**WORK TO DO:** Below is a block of records; repeat all of them exactly.

**DATASET:**
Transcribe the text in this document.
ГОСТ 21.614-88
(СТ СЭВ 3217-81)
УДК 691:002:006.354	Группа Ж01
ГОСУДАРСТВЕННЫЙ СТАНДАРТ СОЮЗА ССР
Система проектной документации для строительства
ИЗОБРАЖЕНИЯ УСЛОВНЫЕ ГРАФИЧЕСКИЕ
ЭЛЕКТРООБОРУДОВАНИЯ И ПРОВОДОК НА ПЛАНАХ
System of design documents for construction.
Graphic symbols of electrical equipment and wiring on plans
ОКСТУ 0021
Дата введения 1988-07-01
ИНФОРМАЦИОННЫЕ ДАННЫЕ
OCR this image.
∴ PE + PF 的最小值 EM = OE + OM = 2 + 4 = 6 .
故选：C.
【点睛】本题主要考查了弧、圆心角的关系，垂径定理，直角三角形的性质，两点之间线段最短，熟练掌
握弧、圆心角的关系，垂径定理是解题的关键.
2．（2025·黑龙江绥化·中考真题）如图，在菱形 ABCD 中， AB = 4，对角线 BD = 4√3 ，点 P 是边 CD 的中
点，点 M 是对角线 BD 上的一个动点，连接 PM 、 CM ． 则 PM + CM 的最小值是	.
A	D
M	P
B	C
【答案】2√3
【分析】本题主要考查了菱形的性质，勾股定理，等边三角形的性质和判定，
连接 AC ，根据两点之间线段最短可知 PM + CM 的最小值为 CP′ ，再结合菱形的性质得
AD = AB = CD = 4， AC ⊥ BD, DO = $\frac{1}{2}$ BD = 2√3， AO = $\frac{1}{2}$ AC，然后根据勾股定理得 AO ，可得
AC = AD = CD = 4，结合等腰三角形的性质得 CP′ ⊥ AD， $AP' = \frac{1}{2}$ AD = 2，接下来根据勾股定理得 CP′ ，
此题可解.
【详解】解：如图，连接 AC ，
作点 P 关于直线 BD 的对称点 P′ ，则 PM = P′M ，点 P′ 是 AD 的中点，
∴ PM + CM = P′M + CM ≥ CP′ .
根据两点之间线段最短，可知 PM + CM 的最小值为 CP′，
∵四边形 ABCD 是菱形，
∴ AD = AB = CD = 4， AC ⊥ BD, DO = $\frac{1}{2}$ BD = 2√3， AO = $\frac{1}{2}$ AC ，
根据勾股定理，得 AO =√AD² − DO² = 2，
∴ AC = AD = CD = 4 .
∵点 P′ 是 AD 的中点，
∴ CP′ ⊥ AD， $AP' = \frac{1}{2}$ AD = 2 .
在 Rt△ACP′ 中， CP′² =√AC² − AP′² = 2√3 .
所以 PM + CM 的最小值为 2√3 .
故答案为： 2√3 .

**THE REPLY:**
Transcribe the text in this document.
ГОСТ 21.614-88
(СТ СЭВ 3217-81)
УДК 691:002:006.354	Группа Ж01
ГОСУДАРСТВЕННЫЙ СТАНДАРТ СОЮЗА ССР
Система проектной документации для строительства
ИЗОБРАЖЕНИЯ УСЛОВНЫЕ ГРАФИЧЕСКИЕ
ЭЛЕКТРООБОРУДОВАНИЯ И ПРОВОДОК НА ПЛАНАХ
System of design documents for construction.
Graphic symbols of electrical equipment and wiring on plans
ОКСТУ 0021
Дата введения 1988-07-01
ИНФОРМАЦИОННЫЕ ДАННЫЕ
OCR this image.
∴ PE + PF 的最小值 EM = OE + OM = 2 + 4 = 6 .
故选：C.
【点睛】本题主要考查了弧、圆心角的关系，垂径定理，直角三角形的性质，两点之间线段最短，熟练掌
握弧、圆心角的关系，垂径定理是解题的关键.
2．（2025·黑龙江绥化·中考真题）如图，在菱形 ABCD 中， AB = 4，对角线 BD = 4√3 ，点 P 是边 CD 的中
点，点 M 是对角线 BD 上的一个动点，连接 PM 、 CM ． 则 PM + CM 的最小值是	.
A	D
M	P
B	C
【答案】2√3
【分析】本题主要考查了菱形的性质，勾股定理，等边三角形的性质和判定，
连接 AC ，根据两点之间线段最短可知 PM + CM 的最小值为 CP′ ，再结合菱形的性质得
AD = AB = CD = 4， AC ⊥ BD, DO = $\frac{1}{2}$ BD = 2√3， AO = $\frac{1}{2}$ AC，然后根据勾股定理得 AO ，可得
AC = AD = CD = 4，结合等腰三角形的性质得 CP′ ⊥ AD， $AP' = \frac{1}{2}$ AD = 2，接下来根据勾股定理得 CP′ ，
此题可解.
【详解】解：如图，连接 AC ，
作点 P 关于直线 BD 的对称点 P′ ，则 PM = P′M ，点 P′ 是 AD 的中点，
∴ PM + CM = P′M + CM ≥ CP′ .
根据两点之间线段最短，可知 PM + CM 的最小值为 CP′，
∵四边形 ABCD 是菱形，
∴ AD = AB = CD = 4， AC ⊥ BD, DO = $\frac{1}{2}$ BD = 2√3， AO = $\frac{1}{2}$ AC ，
根据勾股定理，得 AO =√AD² − DO² = 2，
∴ AC = AD = CD = 4 .
∵点 P′ 是 AD 的中点，
∴ CP′ ⊥ AD， $AP' = \frac{1}{2}$ AD = 2 .
在 Rt△ACP′ 中， CP′² =√AC² − AP′² = 2√3 .
所以 PM + CM 的最小值为 2√3 .
故答案为： 2√3 .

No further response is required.